WHAT THE TASK ASKS: Please give the count of lines holding the string "Change" and nothing besides.
** start MATERIAL **
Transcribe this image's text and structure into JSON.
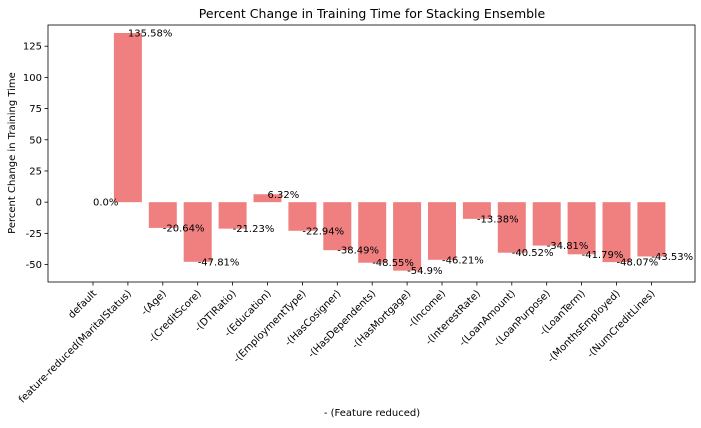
{
  "chart_data": {
    "type": "bar",
    "title": "Percent Change in Training Time for Stacking Ensemble",
    "xlabel": "- (Feature reduced)",
    "ylabel": "Percent Change in Training Time",
    "categories": [
      "default",
      "feature-reduced(MaritalStatus)",
      "-(Age)",
      "-(CreditScore)",
      "-(DTIRatio)",
      "-(Education)",
      "-(EmploymentType)",
      "-(HasCosigner)",
      "-(HasDependents)",
      "-(HasMortgage)",
      "-(Income)",
      "-(InterestRate)",
      "-(LoanAmount)",
      "-(LoanPurpose)",
      "-(LoanTerm)",
      "-(MonthsEmployed)",
      "-(NumCreditLines)"
    ],
    "values": [
      0.0,
      135.58,
      -20.64,
      -47.81,
      -21.23,
      6.32,
      -22.94,
      -38.49,
      -48.55,
      -54.9,
      -46.21,
      -13.38,
      -40.52,
      -34.81,
      -41.79,
      -48.07,
      -43.53
    ],
    "data_labels": [
      "0.0%",
      "135.58%",
      "-20.64%",
      "-47.81%",
      "-21.23%",
      "6.32%",
      "-22.94%",
      "-38.49%",
      "-48.55%",
      "-54.9%",
      "-46.21%",
      "-13.38%",
      "-40.52%",
      "-34.81%",
      "-41.79%",
      "-48.07%",
      "-43.53%"
    ],
    "yticks": [
      -50,
      -25,
      0,
      25,
      50,
      75,
      100,
      125
    ],
    "ylim": [
      -64,
      142
    ],
    "bar_color": "#f08080",
    "grid": false,
    "legend": "none"
  }
}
** end MATERIAL **
TASK ANSWER: 2